• DATA SHOWN:
---+---

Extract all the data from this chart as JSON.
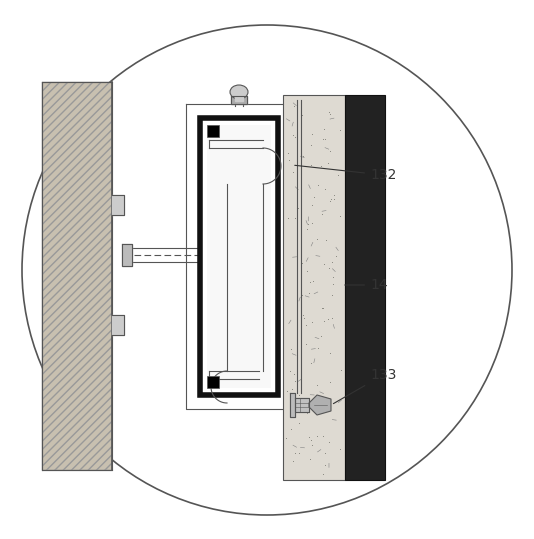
{
  "bg_color": "#ffffff",
  "circle_color": "#555555",
  "circle_lw": 1.2,
  "label_132": "132",
  "label_14": "14",
  "label_133": "133",
  "label_color": "#333333",
  "label_fontsize": 10,
  "line_color": "#555555",
  "thick_line_color": "#111111",
  "thick_lw": 4.0,
  "thin_lw": 0.8,
  "medium_lw": 1.2,
  "concrete_color": "#dedad2",
  "marble_color": "#222222",
  "wall_face_color": "#c8c0b0",
  "wall_hatch_color": "#999999"
}
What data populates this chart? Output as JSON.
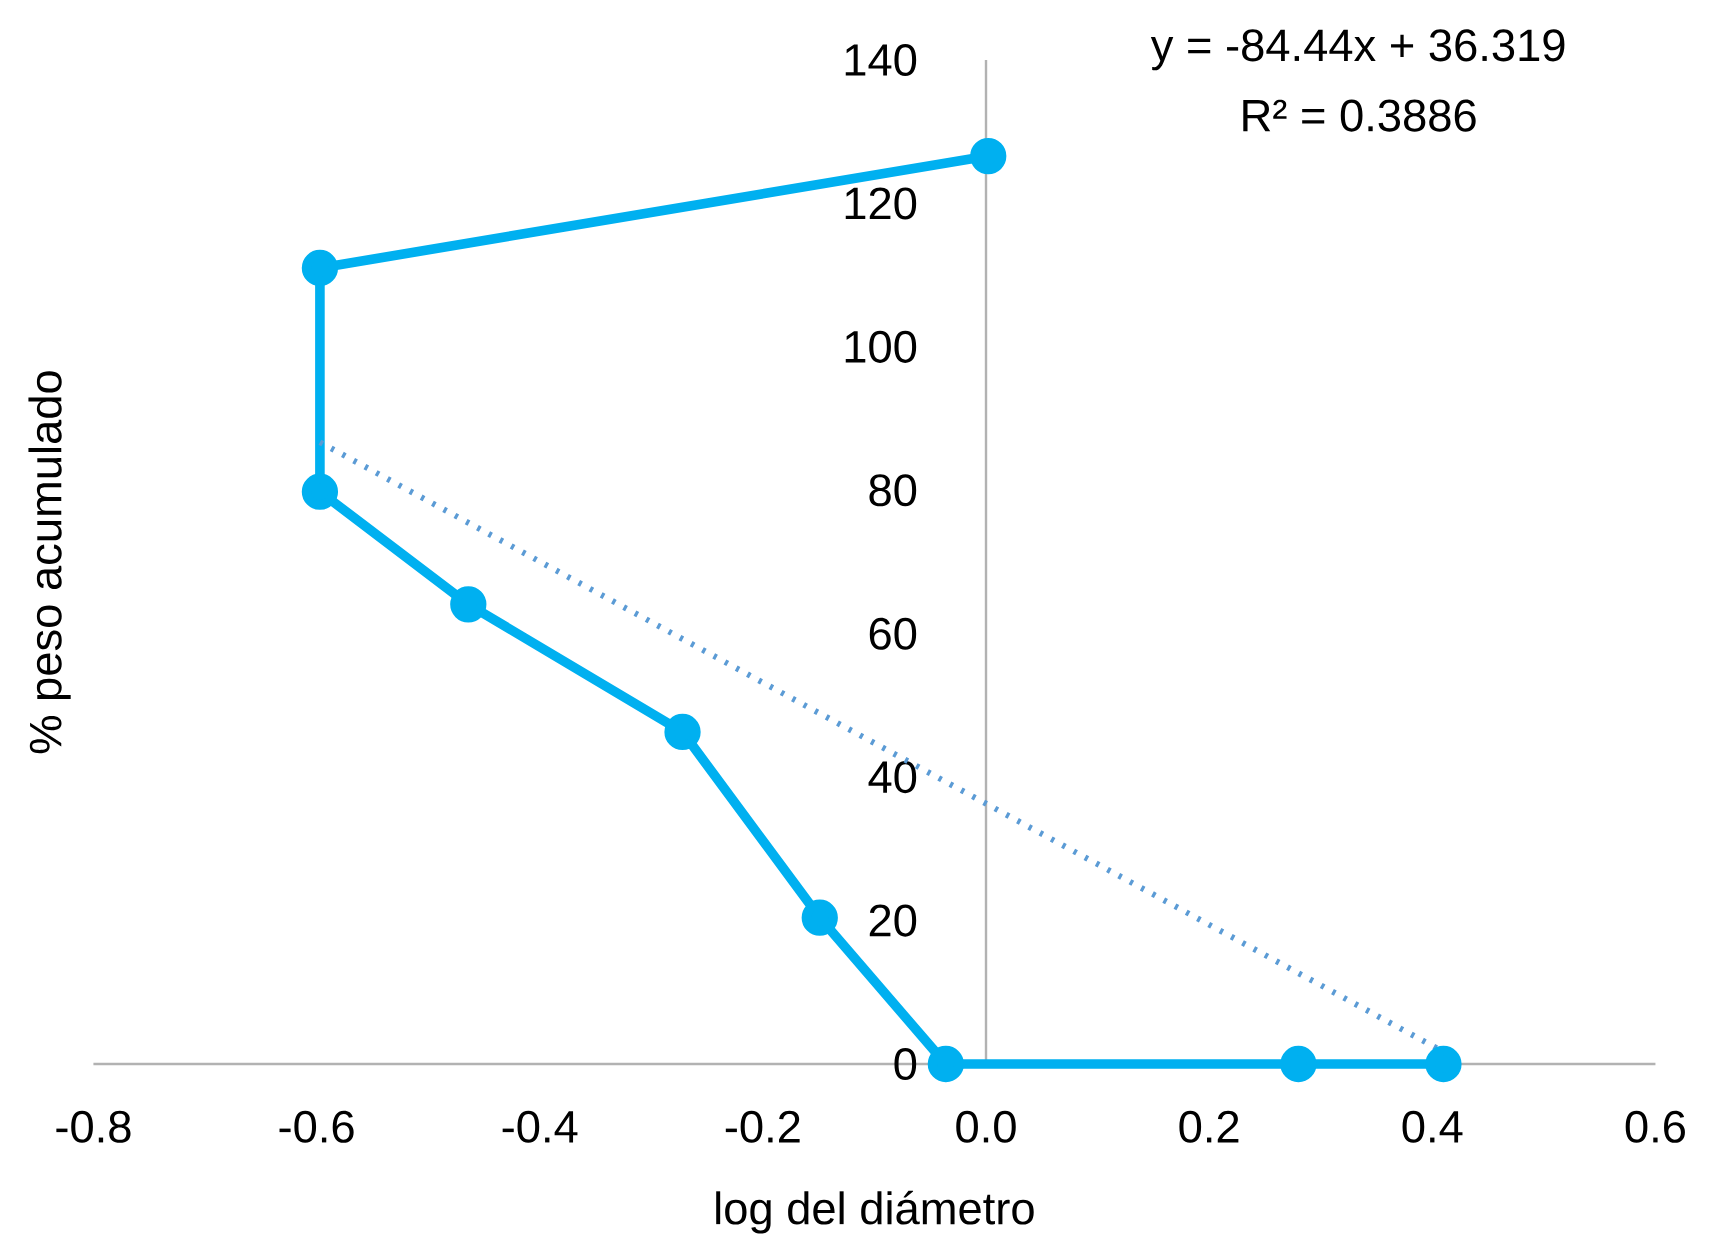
{
  "chart_data": {
    "type": "line",
    "xlabel": "log del diámetro",
    "ylabel": "% peso acumulado",
    "annotations": [
      "y = -84.44x + 36.319",
      "R² = 0.3886"
    ],
    "xlim": [
      -0.8,
      0.6
    ],
    "ylim": [
      0,
      140
    ],
    "xticks": [
      -0.8,
      -0.6,
      -0.4,
      -0.2,
      {
        "value": 0,
        "label": "0.0"
      },
      0.2,
      0.4,
      0.6
    ],
    "yticks": [
      0,
      20,
      40,
      60,
      80,
      100,
      120,
      140
    ],
    "series": [
      {
        "color": "#00b0f0",
        "marker": "circle",
        "line_style": "solid",
        "x": [
          0.002,
          -0.597,
          -0.597,
          -0.464,
          -0.272,
          -0.149,
          -0.036,
          0.28,
          0.41
        ],
        "values": [
          126.6,
          111,
          79.8,
          64.1,
          46.3,
          20.4,
          0,
          0,
          0
        ]
      },
      {
        "type": "line",
        "color": "#5b9bd5",
        "marker": "none",
        "line_style": "dotted",
        "x": [
          -0.597,
          0.41
        ],
        "values": [
          86.7,
          1.7
        ]
      }
    ]
  }
}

---+---

• REQUIREMENT: Where does the word "JSON" appear in the listing? List each line that holds it.

• FINISHED TASK:
Extract all the data from this chart as JSON.
What data populates this chart? Output as JSON.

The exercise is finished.